[Extracted data entries]
--

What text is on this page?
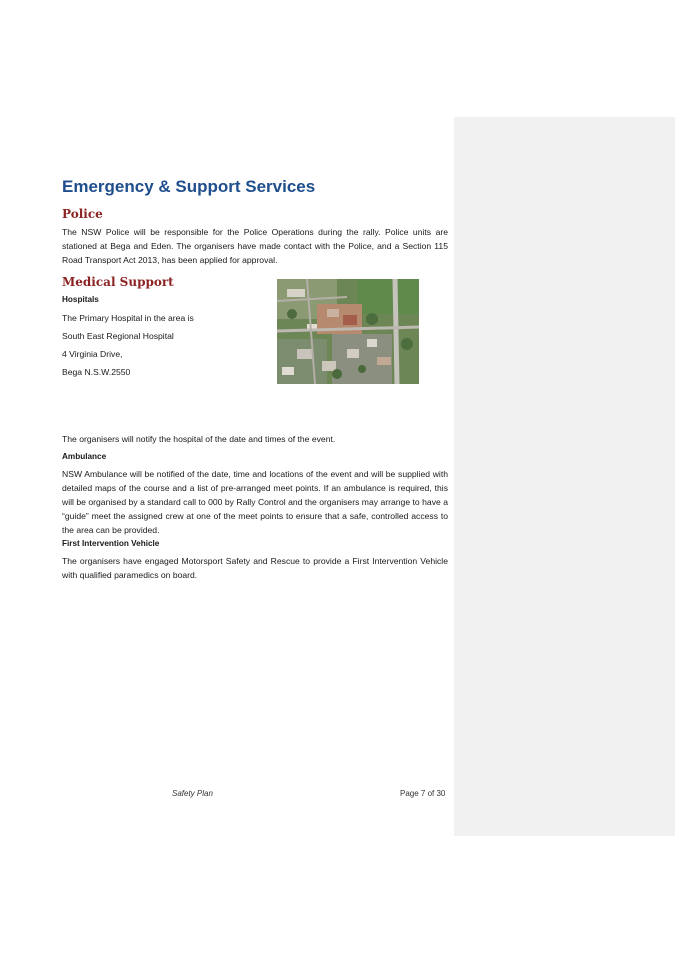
Emergency & Support Services
Police

The NSW Police will be responsible for the Police Operations during the rally. Police units are stationed at Bega and Eden. The organisers have made contact with the Police, and a Section 115 Road Transport Act 2013, has been applied for approval.

Medical Support

Hospitals

The Primary Hospital in the area is

South East Regional Hospital

4 Virginia Drive,

Bega N.S.W.2550

The organisers will notify the hospital of the date and times of the event.

Ambulance

NSW Ambulance will be notified of the date, time and locations of the event and will be supplied with detailed maps of the course and a list of pre-arranged meet points. If an ambulance is required, this will be organised by a standard call to 000 by Rally Control and the organisers may arrange to have a “guide” meet the assigned crew at one of the meet points to ensure that a safe, controlled access to the area can be provided.

First Intervention Vehicle

The organisers have engaged Motorsport Safety and Rescue to provide a First Intervention Vehicle with qualified paramedics on board.

Safety Plan	Page 7 of 30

--

__WORK TO COMPLETE__: Copy out each line of the data containing the string "date".

__SOLUTION BELOW__:
The organisers will notify the hospital of the date and times of the event.
NSW Ambulance will be notified of the date, time and locations of the event and will be supplied with detailed maps of the course and a list of pre-arranged meet points. If an ambulance is required, this will be organised by a standard call to 000 by Rally Control and the organisers may arrange to have a “guide” meet the assigned crew at one of the meet points to ensure that a safe, controlled access to the area can be provided.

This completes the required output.